▶ [EXERCISE] Which lines in the records below contain the word "vstup"? Copy each of them.

▶ [ROWS]
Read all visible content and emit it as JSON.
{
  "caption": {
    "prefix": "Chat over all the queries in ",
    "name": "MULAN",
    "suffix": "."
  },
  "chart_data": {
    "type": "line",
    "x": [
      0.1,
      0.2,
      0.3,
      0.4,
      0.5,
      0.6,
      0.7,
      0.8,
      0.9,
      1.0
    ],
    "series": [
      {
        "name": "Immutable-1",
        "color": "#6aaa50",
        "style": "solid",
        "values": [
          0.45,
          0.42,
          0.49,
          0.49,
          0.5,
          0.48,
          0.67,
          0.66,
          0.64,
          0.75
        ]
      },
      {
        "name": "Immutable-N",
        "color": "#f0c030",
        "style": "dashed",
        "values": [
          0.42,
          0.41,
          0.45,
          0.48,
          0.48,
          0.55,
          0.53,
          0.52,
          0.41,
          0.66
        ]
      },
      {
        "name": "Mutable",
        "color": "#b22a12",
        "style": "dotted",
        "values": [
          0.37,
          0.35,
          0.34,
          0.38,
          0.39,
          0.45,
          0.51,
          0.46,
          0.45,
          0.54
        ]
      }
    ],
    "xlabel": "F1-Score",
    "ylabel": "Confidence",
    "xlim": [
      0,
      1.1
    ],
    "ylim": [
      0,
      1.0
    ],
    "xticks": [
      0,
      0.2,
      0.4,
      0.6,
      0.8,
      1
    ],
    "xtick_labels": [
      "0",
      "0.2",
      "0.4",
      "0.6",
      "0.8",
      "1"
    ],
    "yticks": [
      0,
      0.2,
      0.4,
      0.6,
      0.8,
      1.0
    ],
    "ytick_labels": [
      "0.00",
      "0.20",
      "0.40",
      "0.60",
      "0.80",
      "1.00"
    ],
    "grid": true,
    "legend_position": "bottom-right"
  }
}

...

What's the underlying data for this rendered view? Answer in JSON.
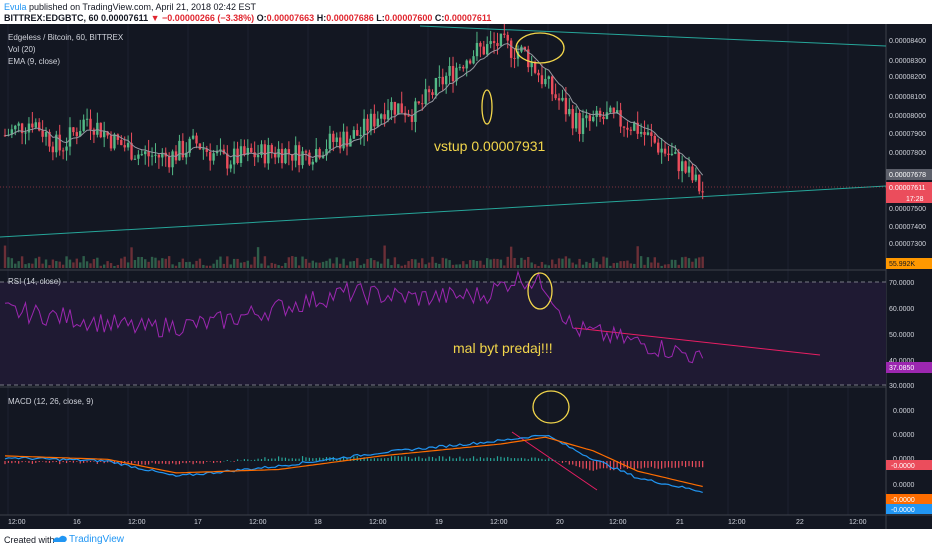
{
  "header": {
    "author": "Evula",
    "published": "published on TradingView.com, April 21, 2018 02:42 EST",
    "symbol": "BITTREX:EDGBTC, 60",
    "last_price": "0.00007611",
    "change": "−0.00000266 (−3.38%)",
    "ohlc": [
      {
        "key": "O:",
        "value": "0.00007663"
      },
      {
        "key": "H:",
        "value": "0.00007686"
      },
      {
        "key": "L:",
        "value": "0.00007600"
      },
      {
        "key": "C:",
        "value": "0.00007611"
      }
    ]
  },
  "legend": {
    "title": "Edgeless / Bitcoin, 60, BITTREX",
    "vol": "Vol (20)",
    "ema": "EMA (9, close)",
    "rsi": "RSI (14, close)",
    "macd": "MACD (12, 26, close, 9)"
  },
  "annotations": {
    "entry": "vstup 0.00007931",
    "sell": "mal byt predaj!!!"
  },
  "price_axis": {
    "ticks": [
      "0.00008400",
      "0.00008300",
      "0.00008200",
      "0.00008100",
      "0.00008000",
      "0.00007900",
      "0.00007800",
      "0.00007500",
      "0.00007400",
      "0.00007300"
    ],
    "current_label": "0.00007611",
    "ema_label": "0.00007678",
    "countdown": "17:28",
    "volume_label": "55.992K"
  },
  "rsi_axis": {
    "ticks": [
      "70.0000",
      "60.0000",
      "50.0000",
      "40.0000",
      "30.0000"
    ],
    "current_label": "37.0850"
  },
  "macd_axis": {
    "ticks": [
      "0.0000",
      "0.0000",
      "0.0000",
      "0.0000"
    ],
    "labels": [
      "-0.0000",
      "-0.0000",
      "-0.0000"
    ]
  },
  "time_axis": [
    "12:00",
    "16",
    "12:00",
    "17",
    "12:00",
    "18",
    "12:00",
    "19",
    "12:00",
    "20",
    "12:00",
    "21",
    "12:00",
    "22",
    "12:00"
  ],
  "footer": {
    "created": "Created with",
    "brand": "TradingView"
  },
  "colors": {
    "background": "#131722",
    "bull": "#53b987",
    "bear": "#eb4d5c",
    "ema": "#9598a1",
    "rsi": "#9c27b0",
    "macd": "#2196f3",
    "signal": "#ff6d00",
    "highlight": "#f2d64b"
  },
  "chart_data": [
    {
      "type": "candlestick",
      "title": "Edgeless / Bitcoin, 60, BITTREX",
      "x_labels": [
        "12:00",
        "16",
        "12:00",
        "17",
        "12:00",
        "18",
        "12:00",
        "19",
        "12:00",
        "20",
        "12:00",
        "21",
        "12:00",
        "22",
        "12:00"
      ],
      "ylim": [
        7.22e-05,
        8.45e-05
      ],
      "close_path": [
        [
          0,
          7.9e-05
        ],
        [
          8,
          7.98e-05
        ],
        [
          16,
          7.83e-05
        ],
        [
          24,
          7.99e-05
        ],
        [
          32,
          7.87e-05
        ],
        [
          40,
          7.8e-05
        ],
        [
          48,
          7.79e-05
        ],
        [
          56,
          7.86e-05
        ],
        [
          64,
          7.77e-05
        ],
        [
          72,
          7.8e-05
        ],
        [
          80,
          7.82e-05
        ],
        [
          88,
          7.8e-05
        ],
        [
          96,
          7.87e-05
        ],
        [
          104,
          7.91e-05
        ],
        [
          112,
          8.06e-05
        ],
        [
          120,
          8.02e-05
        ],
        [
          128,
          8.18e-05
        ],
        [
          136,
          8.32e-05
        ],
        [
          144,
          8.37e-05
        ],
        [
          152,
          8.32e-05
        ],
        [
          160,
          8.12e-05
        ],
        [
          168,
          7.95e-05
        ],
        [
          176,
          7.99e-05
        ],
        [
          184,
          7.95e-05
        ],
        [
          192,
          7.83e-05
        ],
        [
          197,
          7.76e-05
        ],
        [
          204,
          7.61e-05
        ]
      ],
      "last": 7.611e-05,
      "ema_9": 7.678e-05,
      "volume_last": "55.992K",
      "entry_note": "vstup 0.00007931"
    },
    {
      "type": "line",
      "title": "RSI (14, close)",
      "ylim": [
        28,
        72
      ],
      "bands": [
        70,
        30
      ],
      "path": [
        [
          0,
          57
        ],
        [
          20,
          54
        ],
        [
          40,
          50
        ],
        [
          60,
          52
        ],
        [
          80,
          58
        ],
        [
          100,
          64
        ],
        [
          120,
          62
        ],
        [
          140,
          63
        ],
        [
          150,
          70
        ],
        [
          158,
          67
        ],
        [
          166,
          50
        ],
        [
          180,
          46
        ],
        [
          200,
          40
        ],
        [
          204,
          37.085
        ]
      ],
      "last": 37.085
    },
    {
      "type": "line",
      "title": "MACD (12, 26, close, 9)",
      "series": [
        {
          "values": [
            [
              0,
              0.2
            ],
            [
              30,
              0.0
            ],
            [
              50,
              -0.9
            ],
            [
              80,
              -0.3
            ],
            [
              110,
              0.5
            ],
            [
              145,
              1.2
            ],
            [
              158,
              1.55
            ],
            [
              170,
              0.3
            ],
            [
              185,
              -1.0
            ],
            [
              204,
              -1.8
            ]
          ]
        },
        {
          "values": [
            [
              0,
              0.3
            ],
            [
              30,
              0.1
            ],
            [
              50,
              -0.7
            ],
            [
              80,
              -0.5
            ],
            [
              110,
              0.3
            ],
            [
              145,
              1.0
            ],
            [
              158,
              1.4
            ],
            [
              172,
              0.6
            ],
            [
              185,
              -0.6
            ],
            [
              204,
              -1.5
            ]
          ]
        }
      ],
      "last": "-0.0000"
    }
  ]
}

▶ [COMPLETED TASK]
    "entry": "vstup 0.00007931",
      "entry_note": "vstup 0.00007931"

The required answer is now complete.